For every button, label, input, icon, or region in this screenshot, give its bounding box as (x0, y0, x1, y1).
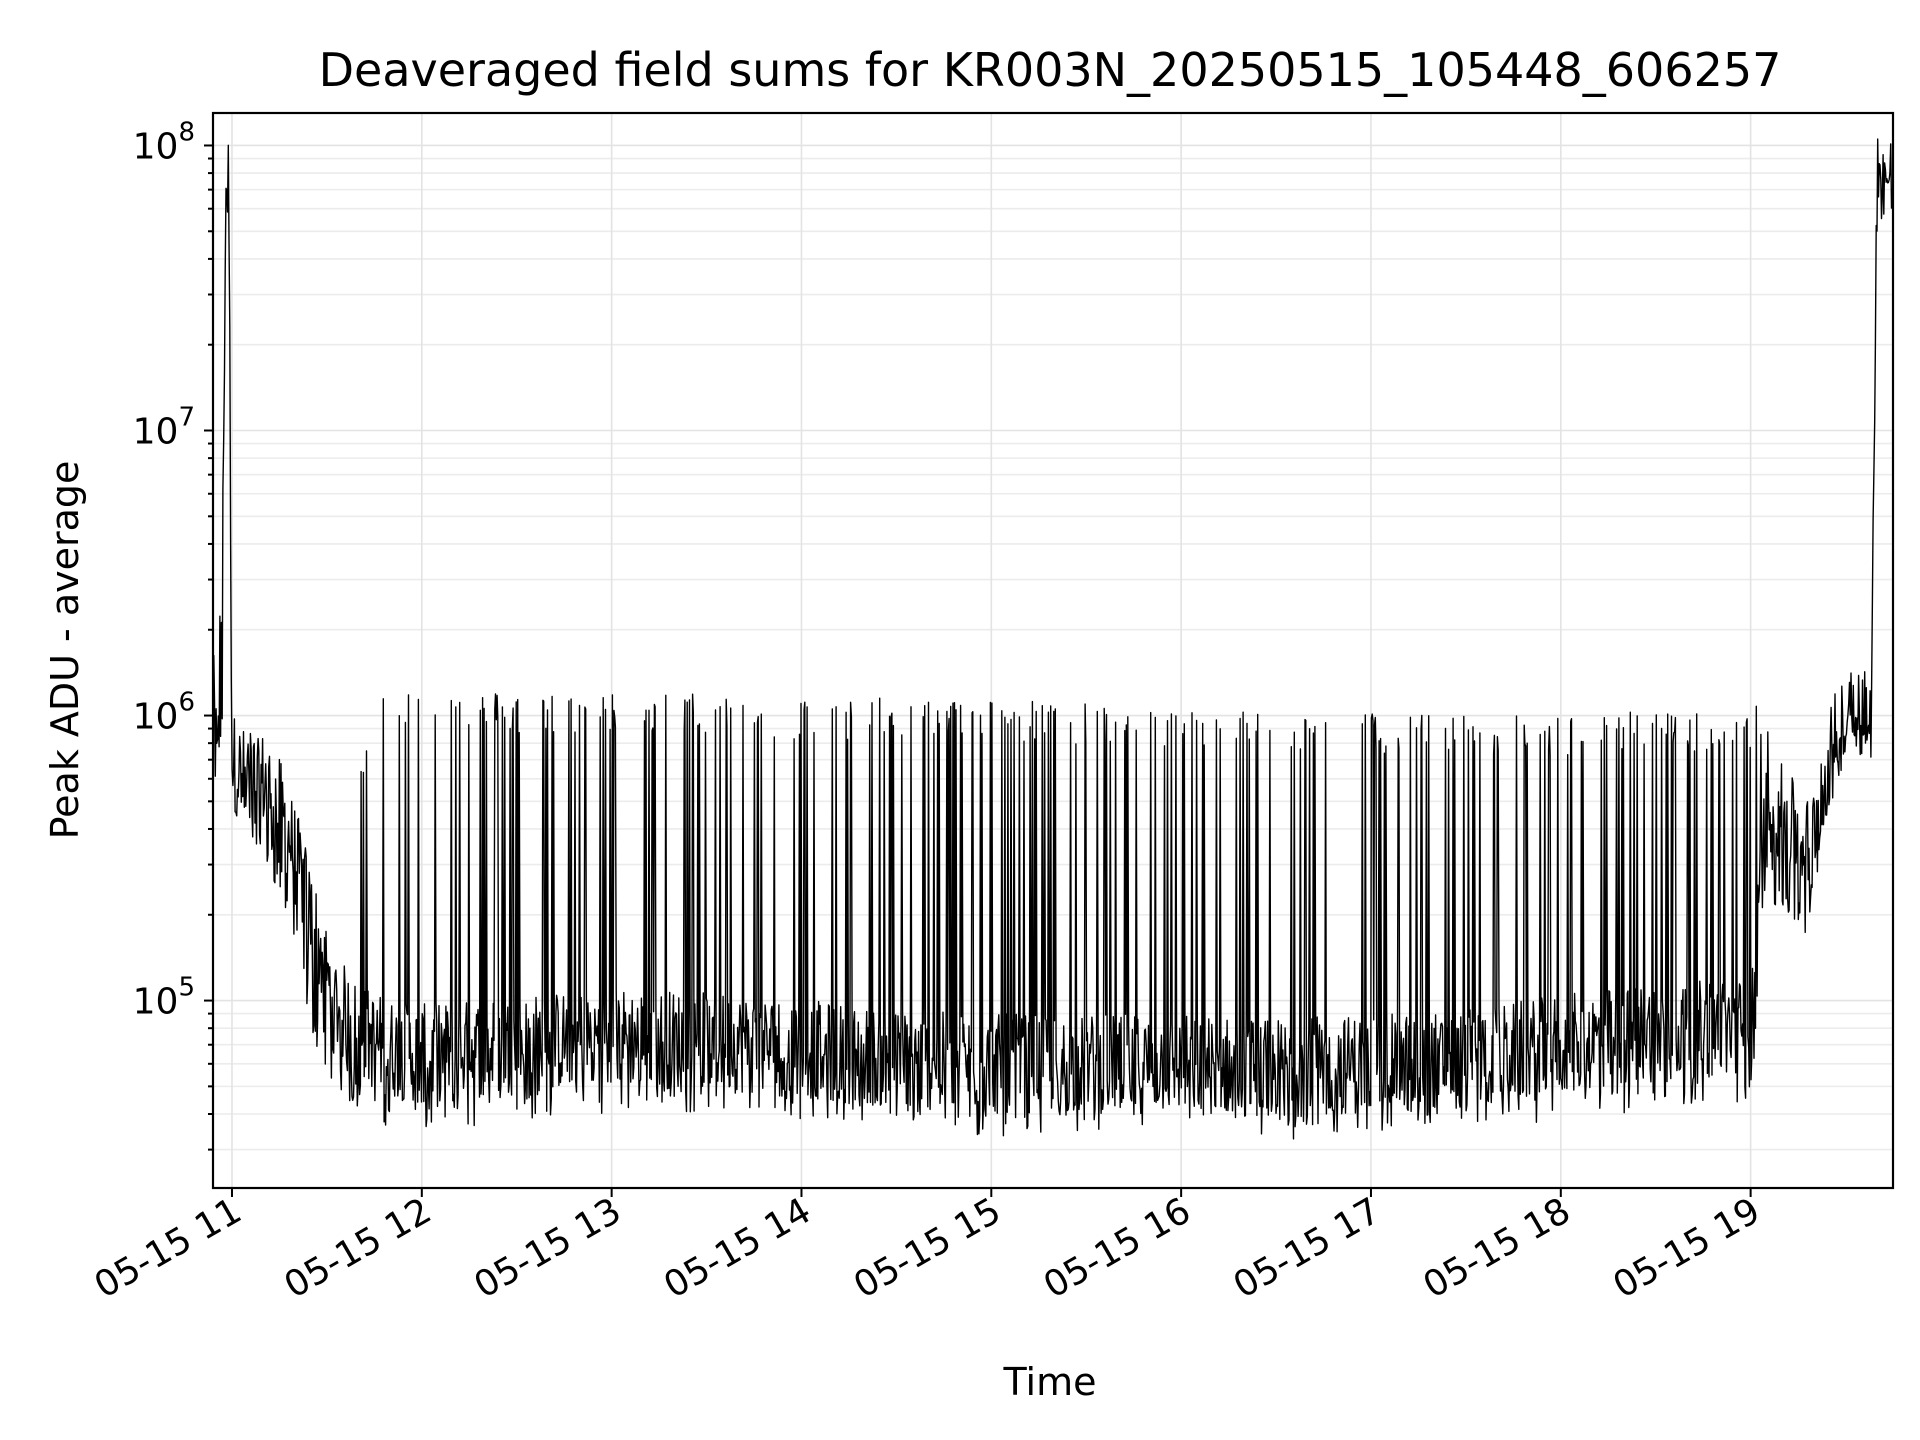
series-line (212, 138, 1894, 1140)
plot-frame (211, 111, 1895, 1190)
y-axis-label: Peak ADU - average (43, 461, 87, 840)
x-tick-label: 05-15 19 (1606, 1190, 1767, 1306)
x-tick-label: 05-15 13 (467, 1190, 628, 1306)
chart-title: Deaveraged field sums for KR003N_2025051… (319, 43, 1782, 97)
x-tick-label: 05-15 15 (847, 1190, 1008, 1306)
y-tick-label: 106 (133, 688, 195, 738)
x-tick-label: 05-15 16 (1037, 1190, 1198, 1306)
series (212, 138, 1894, 1140)
x-tick-label: 05-15 11 (88, 1190, 249, 1306)
x-tick-label: 05-15 12 (278, 1190, 439, 1306)
x-axis-label: Time (1003, 1360, 1097, 1404)
y-tick-label: 108 (133, 117, 195, 167)
x-tick-label: 05-15 17 (1227, 1190, 1388, 1306)
y-tick-label: 107 (133, 403, 195, 453)
x-tick-label: 05-15 18 (1417, 1190, 1578, 1306)
y-tick-label: 105 (133, 973, 195, 1023)
x-tick-label: 05-15 14 (657, 1190, 818, 1306)
y-axis: 105 106 107 108 (133, 117, 213, 1151)
x-axis: 05-15 11 05-15 12 05-15 13 05-15 14 05-15 15… (88, 1188, 1767, 1307)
************
**Goal:** Copy the item above line for line, with no changes, and omit the picture.

**The output:**
For every button, label, input, icon, or region in this screenshot, give its bounding box as (x0, y0, x1, y1).
series-line (212, 138, 1894, 1140)
plot-frame (211, 111, 1895, 1190)
y-axis-label: Peak ADU - average (43, 461, 87, 840)
x-tick-label: 05-15 19 (1606, 1190, 1767, 1306)
x-tick-label: 05-15 13 (467, 1190, 628, 1306)
chart-title: Deaveraged field sums for KR003N_2025051… (319, 43, 1782, 97)
x-tick-label: 05-15 15 (847, 1190, 1008, 1306)
y-tick-label: 106 (133, 688, 195, 738)
x-tick-label: 05-15 16 (1037, 1190, 1198, 1306)
series (212, 138, 1894, 1140)
x-tick-label: 05-15 11 (88, 1190, 249, 1306)
x-tick-label: 05-15 12 (278, 1190, 439, 1306)
x-axis-label: Time (1003, 1360, 1097, 1404)
y-tick-label: 108 (133, 117, 195, 167)
x-tick-label: 05-15 17 (1227, 1190, 1388, 1306)
y-tick-label: 107 (133, 403, 195, 453)
x-tick-label: 05-15 18 (1417, 1190, 1578, 1306)
y-tick-label: 105 (133, 973, 195, 1023)
x-tick-label: 05-15 14 (657, 1190, 818, 1306)
y-axis: 105 106 107 108 (133, 117, 213, 1151)
x-axis: 05-15 11 05-15 12 05-15 13 05-15 14 05-15 15… (88, 1188, 1767, 1307)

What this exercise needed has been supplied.